Stated exercise:
Check each line below for the word "author", and copy those that have it.

-- START Data for the task --

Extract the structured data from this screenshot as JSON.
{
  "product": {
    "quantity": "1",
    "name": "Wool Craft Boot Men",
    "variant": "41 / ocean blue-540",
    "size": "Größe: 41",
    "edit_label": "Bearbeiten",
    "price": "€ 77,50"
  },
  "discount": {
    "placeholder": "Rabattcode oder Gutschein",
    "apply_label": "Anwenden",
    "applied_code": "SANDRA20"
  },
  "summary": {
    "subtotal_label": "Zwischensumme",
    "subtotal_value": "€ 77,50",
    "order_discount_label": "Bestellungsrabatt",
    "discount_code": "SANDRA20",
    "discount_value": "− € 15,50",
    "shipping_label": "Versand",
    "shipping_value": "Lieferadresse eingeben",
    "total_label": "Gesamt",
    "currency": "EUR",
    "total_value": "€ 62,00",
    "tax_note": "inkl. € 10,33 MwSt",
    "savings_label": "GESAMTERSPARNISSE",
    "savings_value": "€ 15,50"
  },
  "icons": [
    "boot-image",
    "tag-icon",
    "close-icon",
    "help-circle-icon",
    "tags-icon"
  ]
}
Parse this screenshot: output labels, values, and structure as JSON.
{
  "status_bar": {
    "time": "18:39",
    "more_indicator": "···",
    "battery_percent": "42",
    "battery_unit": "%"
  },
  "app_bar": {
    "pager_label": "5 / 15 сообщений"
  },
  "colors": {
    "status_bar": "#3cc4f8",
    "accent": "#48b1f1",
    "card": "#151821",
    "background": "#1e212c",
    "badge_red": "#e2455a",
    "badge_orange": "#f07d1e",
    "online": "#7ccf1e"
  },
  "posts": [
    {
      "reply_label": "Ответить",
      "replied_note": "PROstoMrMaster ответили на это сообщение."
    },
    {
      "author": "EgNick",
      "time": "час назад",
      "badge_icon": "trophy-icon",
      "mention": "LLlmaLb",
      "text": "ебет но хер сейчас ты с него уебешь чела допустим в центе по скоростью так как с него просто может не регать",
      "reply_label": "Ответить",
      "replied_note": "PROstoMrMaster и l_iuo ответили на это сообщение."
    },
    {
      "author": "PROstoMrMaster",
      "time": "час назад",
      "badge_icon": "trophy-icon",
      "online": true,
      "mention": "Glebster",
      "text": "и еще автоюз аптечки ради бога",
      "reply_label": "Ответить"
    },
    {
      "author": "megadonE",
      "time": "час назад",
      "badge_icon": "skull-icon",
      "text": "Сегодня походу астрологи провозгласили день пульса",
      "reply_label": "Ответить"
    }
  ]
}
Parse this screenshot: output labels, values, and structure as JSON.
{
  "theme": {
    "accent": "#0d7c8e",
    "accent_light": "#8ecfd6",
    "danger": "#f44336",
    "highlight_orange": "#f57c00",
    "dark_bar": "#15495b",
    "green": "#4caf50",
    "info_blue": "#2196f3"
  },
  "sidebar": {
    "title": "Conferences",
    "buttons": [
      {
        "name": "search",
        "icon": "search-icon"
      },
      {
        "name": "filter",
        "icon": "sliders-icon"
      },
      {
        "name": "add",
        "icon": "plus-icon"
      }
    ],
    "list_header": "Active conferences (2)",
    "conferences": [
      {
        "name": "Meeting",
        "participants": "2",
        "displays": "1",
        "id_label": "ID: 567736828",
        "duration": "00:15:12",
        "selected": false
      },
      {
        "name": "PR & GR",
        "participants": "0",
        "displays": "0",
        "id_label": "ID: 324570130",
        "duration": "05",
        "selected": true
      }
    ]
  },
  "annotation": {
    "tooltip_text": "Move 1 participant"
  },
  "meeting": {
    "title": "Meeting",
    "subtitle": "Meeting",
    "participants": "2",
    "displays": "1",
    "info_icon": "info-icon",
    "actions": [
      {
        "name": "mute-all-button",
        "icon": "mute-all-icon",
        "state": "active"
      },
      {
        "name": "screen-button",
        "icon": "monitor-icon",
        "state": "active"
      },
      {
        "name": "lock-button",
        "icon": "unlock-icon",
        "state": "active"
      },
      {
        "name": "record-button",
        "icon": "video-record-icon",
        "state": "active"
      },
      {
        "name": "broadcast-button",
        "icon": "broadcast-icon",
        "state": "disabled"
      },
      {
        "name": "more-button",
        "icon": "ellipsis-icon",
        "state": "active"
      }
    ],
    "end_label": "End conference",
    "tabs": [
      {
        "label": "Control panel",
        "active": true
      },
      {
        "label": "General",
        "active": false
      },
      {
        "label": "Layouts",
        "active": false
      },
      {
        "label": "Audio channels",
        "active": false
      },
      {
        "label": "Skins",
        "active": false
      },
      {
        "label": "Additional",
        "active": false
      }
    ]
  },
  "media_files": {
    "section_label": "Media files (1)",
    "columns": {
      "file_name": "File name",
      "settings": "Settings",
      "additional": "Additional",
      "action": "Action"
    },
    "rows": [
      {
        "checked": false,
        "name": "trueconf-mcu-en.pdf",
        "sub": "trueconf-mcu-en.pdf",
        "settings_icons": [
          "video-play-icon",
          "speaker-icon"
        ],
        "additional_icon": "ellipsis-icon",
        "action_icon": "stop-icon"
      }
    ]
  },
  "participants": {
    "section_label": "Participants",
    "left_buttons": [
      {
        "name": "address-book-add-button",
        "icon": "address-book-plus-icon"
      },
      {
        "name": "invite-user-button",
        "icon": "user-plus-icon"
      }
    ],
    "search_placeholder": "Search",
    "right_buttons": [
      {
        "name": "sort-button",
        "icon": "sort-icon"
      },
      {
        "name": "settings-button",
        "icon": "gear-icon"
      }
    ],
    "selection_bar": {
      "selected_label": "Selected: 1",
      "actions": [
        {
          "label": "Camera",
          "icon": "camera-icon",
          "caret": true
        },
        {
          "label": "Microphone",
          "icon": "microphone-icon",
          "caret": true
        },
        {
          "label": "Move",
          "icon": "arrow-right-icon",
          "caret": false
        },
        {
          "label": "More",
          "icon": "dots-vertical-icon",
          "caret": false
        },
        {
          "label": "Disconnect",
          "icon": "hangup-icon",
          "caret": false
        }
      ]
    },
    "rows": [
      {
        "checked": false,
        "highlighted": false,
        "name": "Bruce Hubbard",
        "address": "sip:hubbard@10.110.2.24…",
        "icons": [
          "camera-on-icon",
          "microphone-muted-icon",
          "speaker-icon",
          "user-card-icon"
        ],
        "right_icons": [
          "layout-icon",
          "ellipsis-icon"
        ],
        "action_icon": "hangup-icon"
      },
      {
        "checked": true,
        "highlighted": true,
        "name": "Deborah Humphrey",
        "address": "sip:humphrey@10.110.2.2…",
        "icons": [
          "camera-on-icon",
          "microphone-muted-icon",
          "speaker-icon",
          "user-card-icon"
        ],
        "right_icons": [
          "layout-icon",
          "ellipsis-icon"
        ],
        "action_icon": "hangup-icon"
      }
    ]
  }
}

-- END Data for the task --

Result below:
      "author": "EgNick",
      "author": "PROstoMrMaster",
      "author": "megadonE",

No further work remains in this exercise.